• **Work instructions**: All the data below goes into the copy word for word, but the pictures don't.

==================================================

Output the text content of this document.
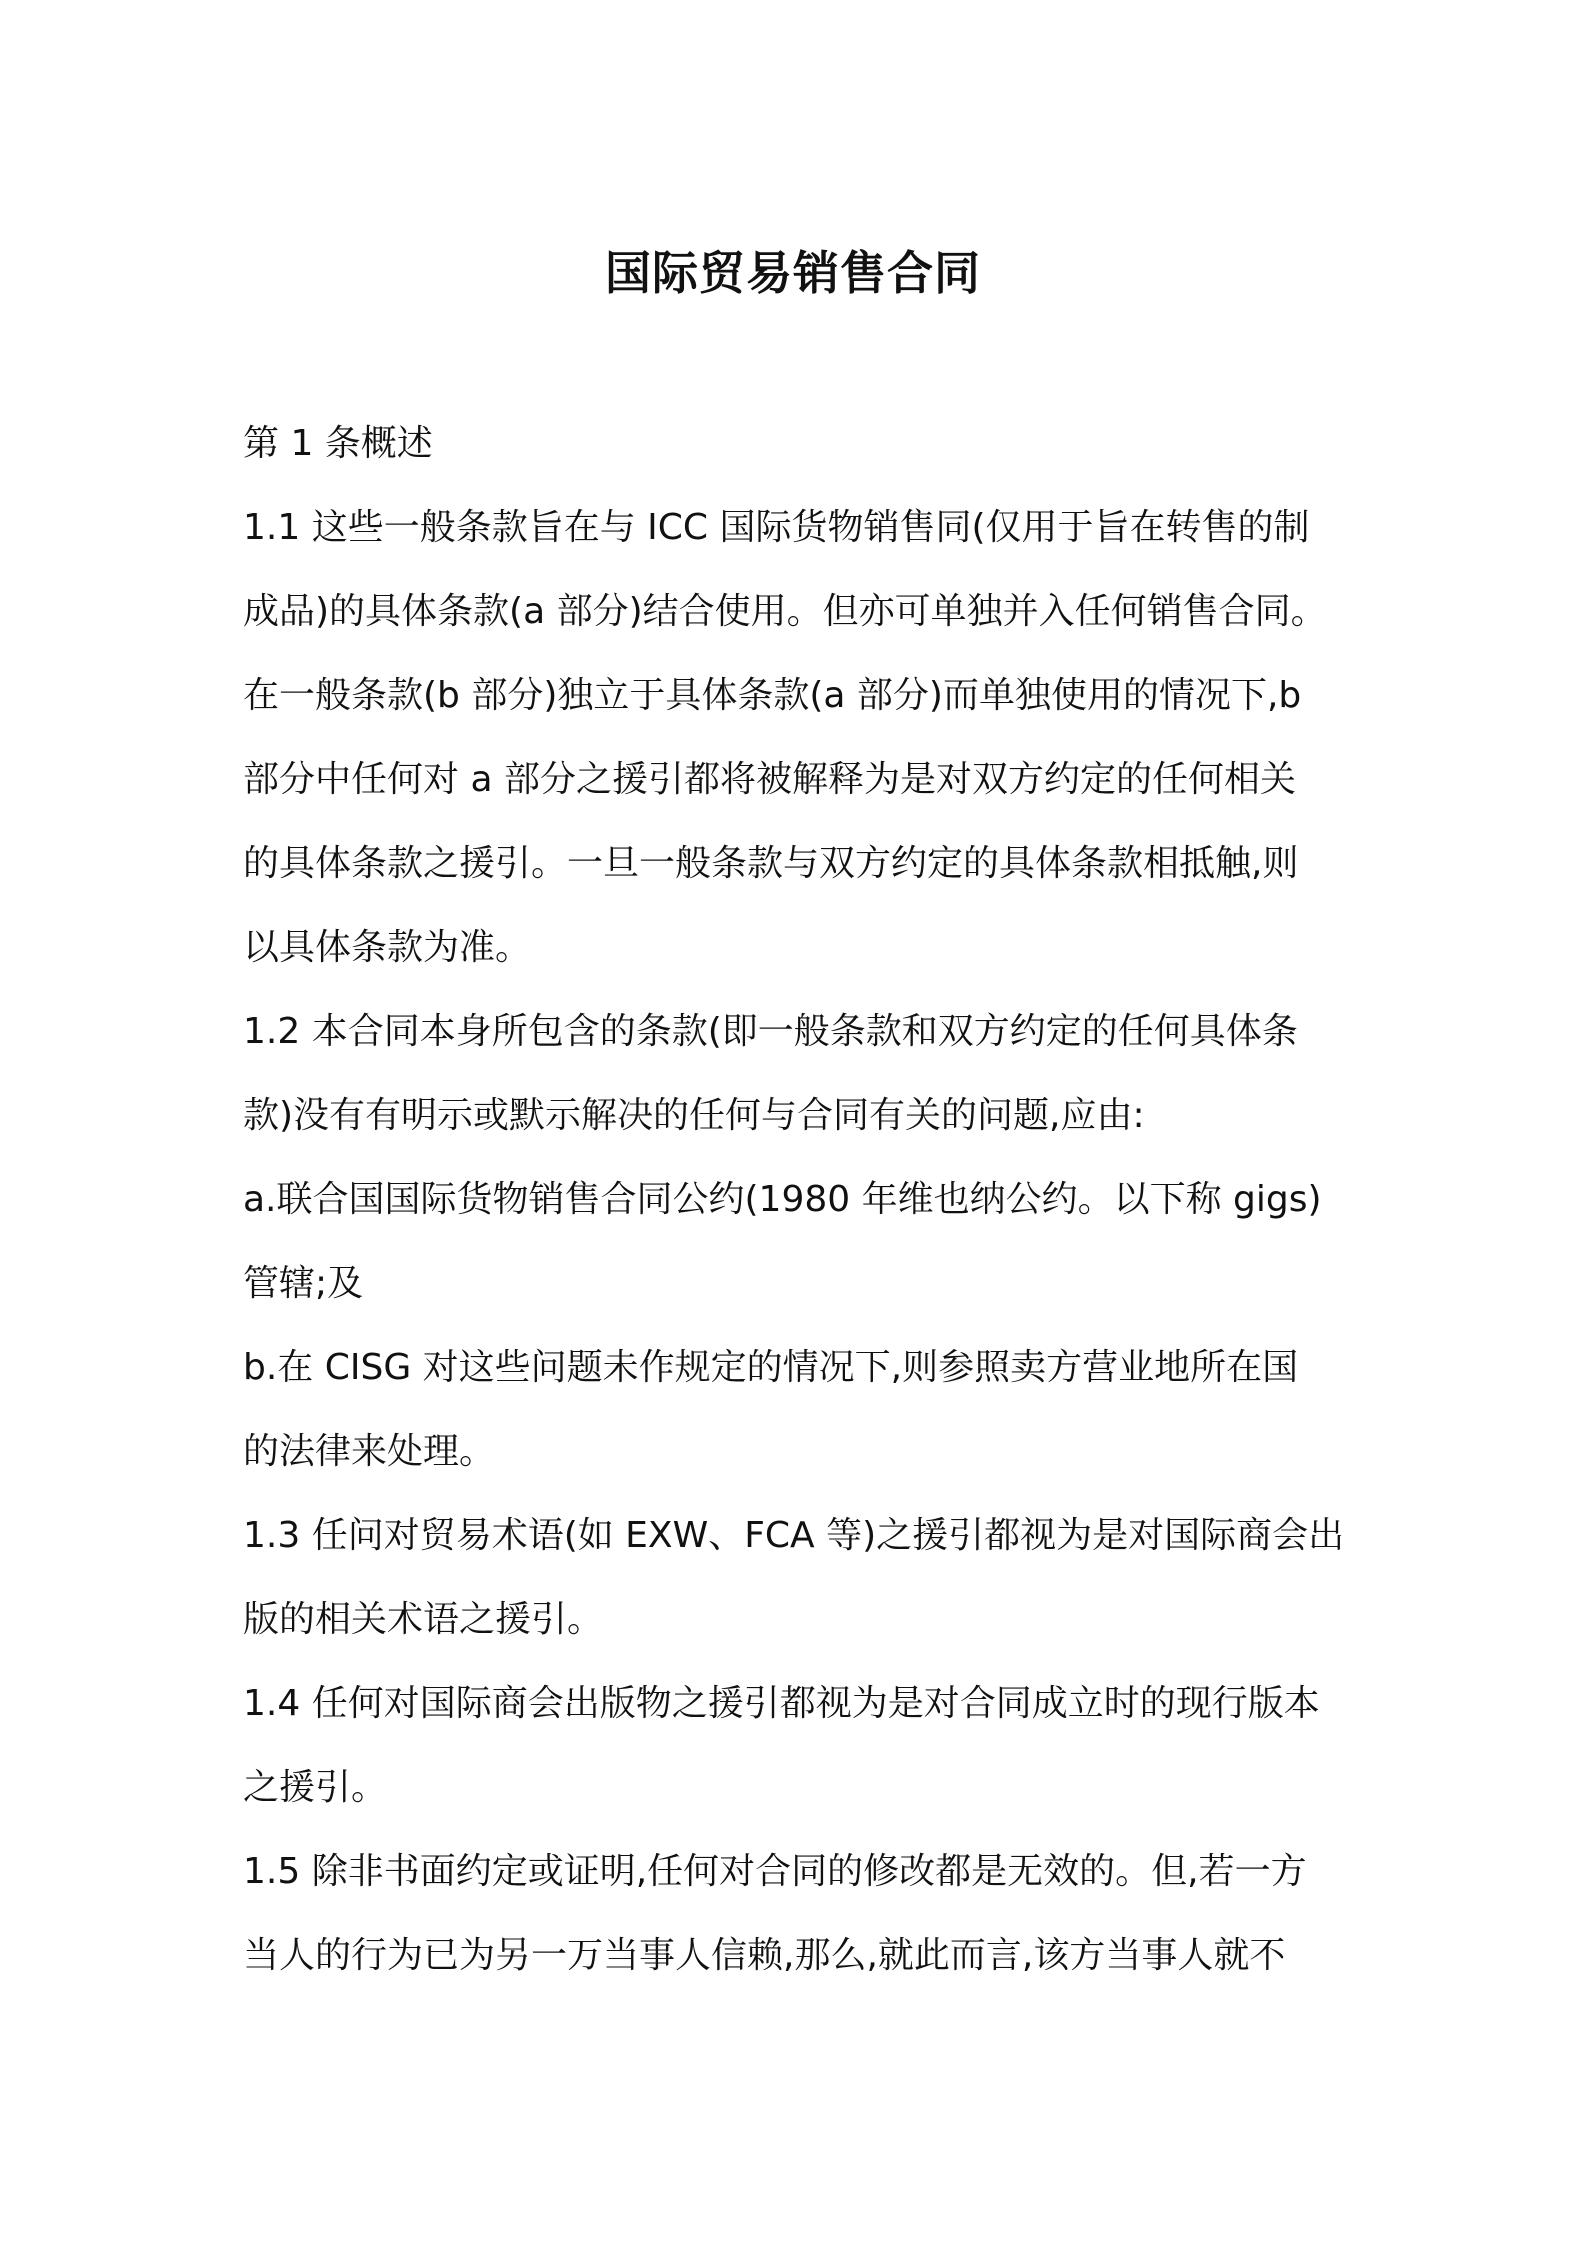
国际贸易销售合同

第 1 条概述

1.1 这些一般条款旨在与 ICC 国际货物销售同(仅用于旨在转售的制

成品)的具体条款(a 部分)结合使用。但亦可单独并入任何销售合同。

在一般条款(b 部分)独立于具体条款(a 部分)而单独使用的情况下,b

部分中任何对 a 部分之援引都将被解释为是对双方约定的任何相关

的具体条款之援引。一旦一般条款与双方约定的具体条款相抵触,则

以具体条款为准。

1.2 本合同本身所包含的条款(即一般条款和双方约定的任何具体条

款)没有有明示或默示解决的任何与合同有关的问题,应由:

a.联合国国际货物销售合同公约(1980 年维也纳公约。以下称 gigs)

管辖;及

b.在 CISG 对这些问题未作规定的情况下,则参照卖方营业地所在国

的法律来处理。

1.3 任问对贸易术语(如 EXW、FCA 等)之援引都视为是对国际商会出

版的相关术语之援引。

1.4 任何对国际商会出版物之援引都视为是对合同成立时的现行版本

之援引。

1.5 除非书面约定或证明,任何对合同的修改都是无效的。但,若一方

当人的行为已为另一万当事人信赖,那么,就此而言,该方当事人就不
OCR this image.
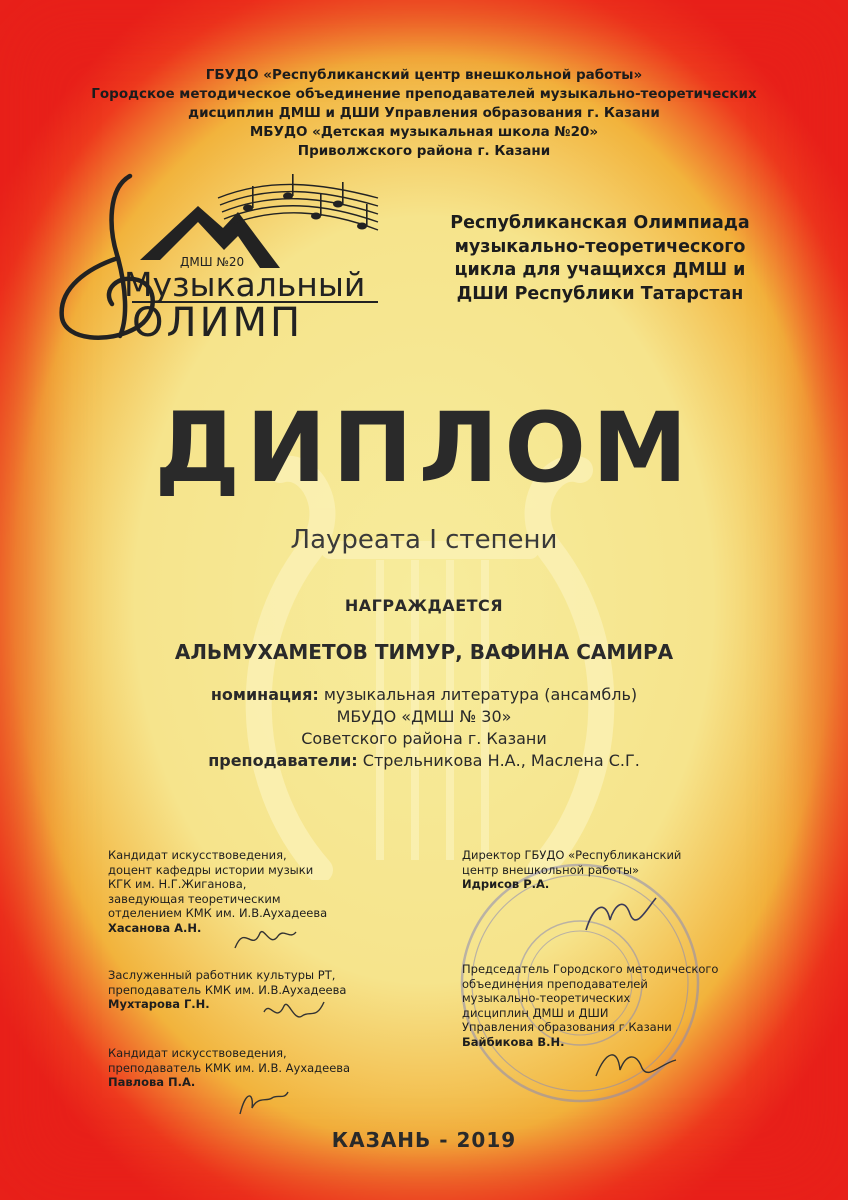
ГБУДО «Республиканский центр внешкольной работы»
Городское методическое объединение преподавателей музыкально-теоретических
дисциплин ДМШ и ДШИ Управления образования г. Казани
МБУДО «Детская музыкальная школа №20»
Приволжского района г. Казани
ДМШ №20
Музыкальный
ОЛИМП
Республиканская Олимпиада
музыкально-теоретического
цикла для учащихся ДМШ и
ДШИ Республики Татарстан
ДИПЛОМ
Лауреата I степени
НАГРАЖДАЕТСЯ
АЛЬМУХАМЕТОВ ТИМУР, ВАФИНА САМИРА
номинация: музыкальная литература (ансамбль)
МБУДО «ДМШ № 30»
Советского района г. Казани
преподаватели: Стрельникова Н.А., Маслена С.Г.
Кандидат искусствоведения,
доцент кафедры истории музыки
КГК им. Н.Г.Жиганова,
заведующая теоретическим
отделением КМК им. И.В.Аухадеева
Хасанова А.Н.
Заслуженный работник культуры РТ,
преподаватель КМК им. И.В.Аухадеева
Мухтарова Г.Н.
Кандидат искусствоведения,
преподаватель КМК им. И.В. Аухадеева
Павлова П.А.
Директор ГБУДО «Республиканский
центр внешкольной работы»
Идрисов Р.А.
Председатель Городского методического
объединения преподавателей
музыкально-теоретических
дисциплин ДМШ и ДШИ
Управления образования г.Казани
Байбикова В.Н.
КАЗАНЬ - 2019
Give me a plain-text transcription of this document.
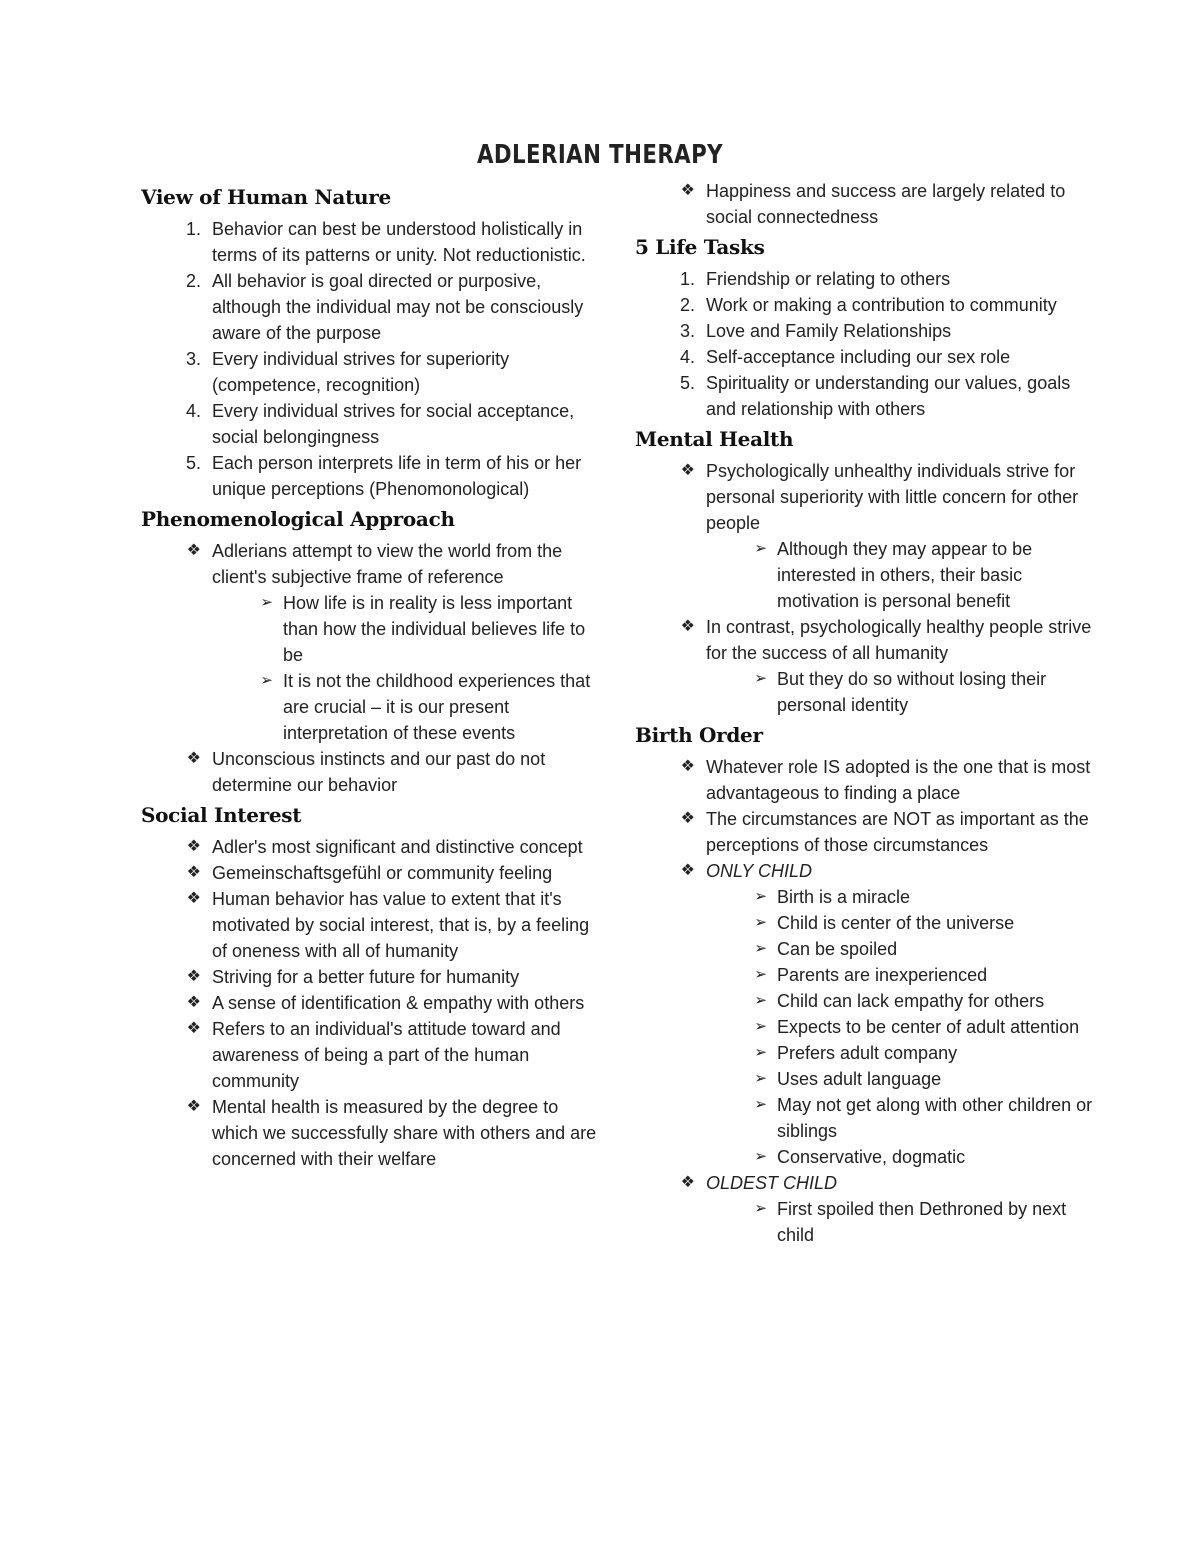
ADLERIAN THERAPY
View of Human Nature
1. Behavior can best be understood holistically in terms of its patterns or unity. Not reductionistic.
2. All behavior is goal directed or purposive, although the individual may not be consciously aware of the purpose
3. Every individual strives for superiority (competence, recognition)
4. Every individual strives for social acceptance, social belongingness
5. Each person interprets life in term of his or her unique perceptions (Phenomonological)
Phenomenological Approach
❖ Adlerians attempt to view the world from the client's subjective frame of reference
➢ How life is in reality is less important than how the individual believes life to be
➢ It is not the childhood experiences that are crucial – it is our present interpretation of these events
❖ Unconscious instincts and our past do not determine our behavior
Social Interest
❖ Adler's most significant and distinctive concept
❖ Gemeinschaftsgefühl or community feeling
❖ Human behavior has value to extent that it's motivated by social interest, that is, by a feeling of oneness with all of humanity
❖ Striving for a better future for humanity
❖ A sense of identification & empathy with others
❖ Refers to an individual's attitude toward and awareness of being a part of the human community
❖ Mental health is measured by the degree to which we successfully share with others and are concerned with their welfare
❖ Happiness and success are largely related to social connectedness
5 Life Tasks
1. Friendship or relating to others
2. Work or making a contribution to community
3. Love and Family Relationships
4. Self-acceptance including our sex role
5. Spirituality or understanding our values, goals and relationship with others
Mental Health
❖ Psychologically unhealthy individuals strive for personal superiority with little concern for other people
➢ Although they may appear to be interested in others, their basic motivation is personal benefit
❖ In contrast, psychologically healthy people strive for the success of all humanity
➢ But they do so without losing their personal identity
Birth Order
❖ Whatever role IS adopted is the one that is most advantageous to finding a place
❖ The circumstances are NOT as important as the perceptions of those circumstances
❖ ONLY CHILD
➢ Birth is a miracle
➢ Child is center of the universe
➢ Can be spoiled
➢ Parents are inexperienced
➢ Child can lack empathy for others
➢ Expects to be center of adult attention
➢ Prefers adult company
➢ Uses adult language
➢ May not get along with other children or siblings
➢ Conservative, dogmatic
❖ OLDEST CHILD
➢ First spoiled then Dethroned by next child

==================================================

• **Response**:
Output the text content of this document.
国际贸易销售合同

第 1 条概述

1.1 这些一般条款旨在与 ICC 国际货物销售同(仅用于旨在转售的制

成品)的具体条款(a 部分)结合使用。但亦可单独并入任何销售合同。

在一般条款(b 部分)独立于具体条款(a 部分)而单独使用的情况下,b

部分中任何对 a 部分之援引都将被解释为是对双方约定的任何相关

的具体条款之援引。一旦一般条款与双方约定的具体条款相抵触,则

以具体条款为准。

1.2 本合同本身所包含的条款(即一般条款和双方约定的任何具体条

款)没有有明示或默示解决的任何与合同有关的问题,应由:

a.联合国国际货物销售合同公约(1980 年维也纳公约。以下称 gigs)

管辖;及

b.在 CISG 对这些问题未作规定的情况下,则参照卖方营业地所在国

的法律来处理。

1.3 任问对贸易术语(如 EXW、FCA 等)之援引都视为是对国际商会出

版的相关术语之援引。

1.4 任何对国际商会出版物之援引都视为是对合同成立时的现行版本

之援引。

1.5 除非书面约定或证明,任何对合同的修改都是无效的。但,若一方

当人的行为已为另一万当事人信赖,那么,就此而言,该方当事人就不
OCR this image.
ГБУДО «Республиканский центр внешкольной работы»
Городское методическое объединение преподавателей музыкально-теоретических
дисциплин ДМШ и ДШИ Управления образования г. Казани
МБУДО «Детская музыкальная школа №20»
Приволжского района г. Казани
ДМШ №20
Музыкальный
ОЛИМП
Республиканская Олимпиада
музыкально-теоретического
цикла для учащихся ДМШ и
ДШИ Республики Татарстан
ДИПЛОМ
Лауреата I степени
НАГРАЖДАЕТСЯ
АЛЬМУХАМЕТОВ ТИМУР, ВАФИНА САМИРА
номинация: музыкальная литература (ансамбль)
МБУДО «ДМШ № 30»
Советского района г. Казани
преподаватели: Стрельникова Н.А., Маслена С.Г.
Кандидат искусствоведения,
доцент кафедры истории музыки
КГК им. Н.Г.Жиганова,
заведующая теоретическим
отделением КМК им. И.В.Аухадеева
Хасанова А.Н.
Заслуженный работник культуры РТ,
преподаватель КМК им. И.В.Аухадеева
Мухтарова Г.Н.
Кандидат искусствоведения,
преподаватель КМК им. И.В. Аухадеева
Павлова П.А.
Директор ГБУДО «Республиканский
центр внешкольной работы»
Идрисов Р.А.
Председатель Городского методического
объединения преподавателей
музыкально-теоретических
дисциплин ДМШ и ДШИ
Управления образования г.Казани
Байбикова В.Н.
КАЗАНЬ - 2019
Give me a plain-text transcription of this document.
ADLERIAN THERAPY
View of Human Nature
1. Behavior can best be understood holistically in terms of its patterns or unity. Not reductionistic.
2. All behavior is goal directed or purposive, although the individual may not be consciously aware of the purpose
3. Every individual strives for superiority (competence, recognition)
4. Every individual strives for social acceptance, social belongingness
5. Each person interprets life in term of his or her unique perceptions (Phenomonological)
Phenomenological Approach
❖ Adlerians attempt to view the world from the client's subjective frame of reference
➢ How life is in reality is less important than how the individual believes life to be
➢ It is not the childhood experiences that are crucial – it is our present interpretation of these events
❖ Unconscious instincts and our past do not determine our behavior
Social Interest
❖ Adler's most significant and distinctive concept
❖ Gemeinschaftsgefühl or community feeling
❖ Human behavior has value to extent that it's motivated by social interest, that is, by a feeling of oneness with all of humanity
❖ Striving for a better future for humanity
❖ A sense of identification & empathy with others
❖ Refers to an individual's attitude toward and awareness of being a part of the human community
❖ Mental health is measured by the degree to which we successfully share with others and are concerned with their welfare
❖ Happiness and success are largely related to social connectedness
5 Life Tasks
1. Friendship or relating to others
2. Work or making a contribution to community
3. Love and Family Relationships
4. Self-acceptance including our sex role
5. Spirituality or understanding our values, goals and relationship with others
Mental Health
❖ Psychologically unhealthy individuals strive for personal superiority with little concern for other people
➢ Although they may appear to be interested in others, their basic motivation is personal benefit
❖ In contrast, psychologically healthy people strive for the success of all humanity
➢ But they do so without losing their personal identity
Birth Order
❖ Whatever role IS adopted is the one that is most advantageous to finding a place
❖ The circumstances are NOT as important as the perceptions of those circumstances
❖ ONLY CHILD
➢ Birth is a miracle
➢ Child is center of the universe
➢ Can be spoiled
➢ Parents are inexperienced
➢ Child can lack empathy for others
➢ Expects to be center of adult attention
➢ Prefers adult company
➢ Uses adult language
➢ May not get along with other children or siblings
➢ Conservative, dogmatic
❖ OLDEST CHILD
➢ First spoiled then Dethroned by next child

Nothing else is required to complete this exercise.